**What to work on**
1. Rewrite the rows from the line with "bar [270,432,289,454]" to the line with "y2-tick-label: 30 [1127,228,1147,248]", replacing "marker" with "point" and leaving everything else as it is.
2. Continue the article on Nielsen and TV ratings from its last sentence.

**Page**
----

In an address to Nielsen’s national clients at the company’s meeting in Miami, CEO Susan Whiting also urged her customers to speak out against any federal regulation of TV ratings. Don’t Count Us Out -- a coalition of African-American and Hispanic groups backed by News Corp. -- and several lawmakers have asked the Federal Trade Commission to get involved in the TV-ratings process.

During her speech, Whiting said Nielsen is working with Time Warner to improve its measurement, looking into collecting viewing information directly off cable set-tops. It would be one way for Nielsen to expand its sample size.

“Time Warner and Nielsen have enjoyed a close relationship for many years,” she said. “That relationship has recently expanded and now includes collaborative set-top-box-development work with Time Warner Cable to pursue advanced measurement techniques over and above traditional metering approaches by Nielsen.”

Whiting also described several previously announced Nielsen initiatives aimed at helping the company to get a handle on VOD and digital-video-recorder usage.

“Brian Roberts, the CEO of Comcast, has very recently made some important announcements about the directions his company is taking with regard to VOD, as well as DVRs,” Whiting said. “We have been working closely with Comcast, as well as many others. That puts us in a strong position to move forward.”

Whiting was referring to Roberts’ recent remarks at the American Association of Advertising Agencies meeting, where he said Comcast will release monthly VOD-usage data from Rentrak Corp. to advertisers and programmers starting in April.

----

Visual layout records:
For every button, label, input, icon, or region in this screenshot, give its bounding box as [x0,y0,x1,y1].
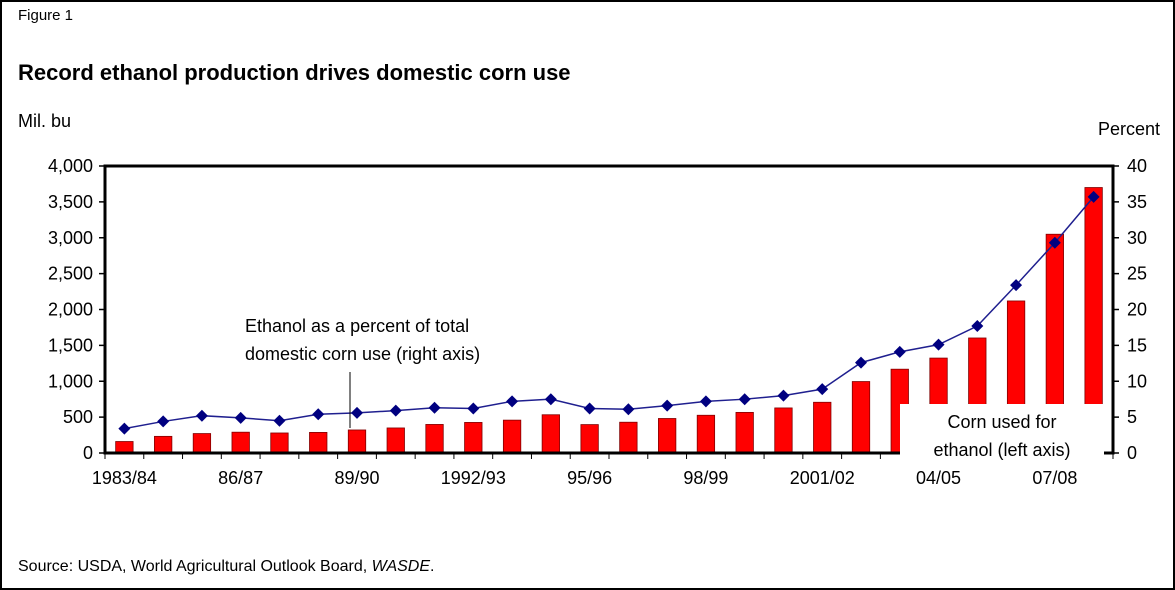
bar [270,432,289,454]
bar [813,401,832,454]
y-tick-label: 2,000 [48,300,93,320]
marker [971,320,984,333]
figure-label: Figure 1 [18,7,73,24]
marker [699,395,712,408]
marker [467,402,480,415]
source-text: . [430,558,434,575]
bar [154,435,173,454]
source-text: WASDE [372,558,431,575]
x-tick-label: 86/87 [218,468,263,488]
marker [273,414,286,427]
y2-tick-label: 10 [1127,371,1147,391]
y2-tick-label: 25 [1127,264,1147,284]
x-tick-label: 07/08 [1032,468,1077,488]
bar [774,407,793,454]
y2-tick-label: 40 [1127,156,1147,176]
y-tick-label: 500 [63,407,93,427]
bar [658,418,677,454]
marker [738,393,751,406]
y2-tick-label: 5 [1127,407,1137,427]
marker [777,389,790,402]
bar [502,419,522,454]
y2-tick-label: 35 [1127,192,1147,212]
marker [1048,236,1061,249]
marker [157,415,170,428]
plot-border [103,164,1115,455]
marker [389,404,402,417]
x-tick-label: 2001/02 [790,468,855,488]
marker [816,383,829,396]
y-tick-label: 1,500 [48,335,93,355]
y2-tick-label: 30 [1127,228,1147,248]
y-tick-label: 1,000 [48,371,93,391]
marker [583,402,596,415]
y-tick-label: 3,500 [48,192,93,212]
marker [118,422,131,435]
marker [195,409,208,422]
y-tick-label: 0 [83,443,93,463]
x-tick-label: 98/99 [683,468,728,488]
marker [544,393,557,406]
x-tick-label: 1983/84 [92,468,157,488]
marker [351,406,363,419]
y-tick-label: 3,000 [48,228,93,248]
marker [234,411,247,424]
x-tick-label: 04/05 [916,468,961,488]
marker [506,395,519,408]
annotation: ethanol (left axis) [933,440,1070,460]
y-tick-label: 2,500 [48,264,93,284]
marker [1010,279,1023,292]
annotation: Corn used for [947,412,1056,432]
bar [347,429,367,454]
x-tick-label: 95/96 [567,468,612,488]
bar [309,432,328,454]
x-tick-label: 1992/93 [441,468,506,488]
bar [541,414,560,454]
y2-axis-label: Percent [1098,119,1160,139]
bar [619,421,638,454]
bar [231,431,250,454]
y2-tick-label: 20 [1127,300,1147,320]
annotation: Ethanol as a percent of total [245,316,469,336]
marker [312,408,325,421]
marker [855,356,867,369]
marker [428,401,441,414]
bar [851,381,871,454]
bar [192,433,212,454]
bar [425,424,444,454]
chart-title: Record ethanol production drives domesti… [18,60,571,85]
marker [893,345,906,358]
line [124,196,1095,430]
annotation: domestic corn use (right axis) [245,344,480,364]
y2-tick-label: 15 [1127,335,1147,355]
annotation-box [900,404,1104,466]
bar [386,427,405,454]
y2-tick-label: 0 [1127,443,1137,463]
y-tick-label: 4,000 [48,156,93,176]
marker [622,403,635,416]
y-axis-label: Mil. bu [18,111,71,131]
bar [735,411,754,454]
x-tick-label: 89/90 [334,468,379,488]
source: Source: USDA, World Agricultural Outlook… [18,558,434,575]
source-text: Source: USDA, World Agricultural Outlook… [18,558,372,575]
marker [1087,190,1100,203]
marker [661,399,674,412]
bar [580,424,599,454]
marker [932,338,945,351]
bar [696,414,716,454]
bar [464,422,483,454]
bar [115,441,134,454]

----

**Exercise answers**
1.
bar [270,432,289,454]
bar [813,401,832,454]
y-tick-label: 2,000 [48,300,93,320]
point [971,320,984,333]
figure-label: Figure 1 [18,7,73,24]
point [699,395,712,408]
point [467,402,480,415]
source-text: . [430,558,434,575]
bar [154,435,173,454]
source-text: WASDE [372,558,431,575]
x-tick-label: 86/87 [218,468,263,488]
point [273,414,286,427]
y2-tick-label: 10 [1127,371,1147,391]
y2-tick-label: 25 [1127,264,1147,284]
x-tick-label: 07/08 [1032,468,1077,488]
bar [774,407,793,454]
y2-tick-label: 40 [1127,156,1147,176]
y-tick-label: 500 [63,407,93,427]
bar [658,418,677,454]
point [738,393,751,406]
y2-tick-label: 5 [1127,407,1137,427]
point [777,389,790,402]
bar [502,419,522,454]
y2-tick-label: 35 [1127,192,1147,212]
point [1048,236,1061,249]
point [157,415,170,428]
plot-border [103,164,1115,455]
point [389,404,402,417]
x-tick-label: 2001/02 [790,468,855,488]
point [816,383,829,396]
y-tick-label: 1,500 [48,335,93,355]
y2-tick-label: 30 [1127,228,1147,248]

2.
Nielsen is continuing to try to improve the quality of its national sample, in part by adding 2,000 households throughout the country, according to Whiting.

In February, the ratings service unveiled a game plan to try to improve its measurement and accelerate the tracking of on-demand viewing -- steps that included delaying the start date to report viewing data from DVR households in its national sample. Nielsen said it needs time to add “same-day” ratings as a third stream of DVR data.

At the client meeting, Whiting also said Nielsen installed its first “Active/Passive Meter” home March 3 in Fort Myers, Fla. The A/P Meter is a set meter that tracks what show is airing on a TV set, and it will be linked with Nielsen’s “People Meters.”

In arguing against federal intervention regarding ratings, Whiting said, “We think FTC or any government regulatory oversight is a bad idea for all of us. But we need your help in speaking out on this issue.”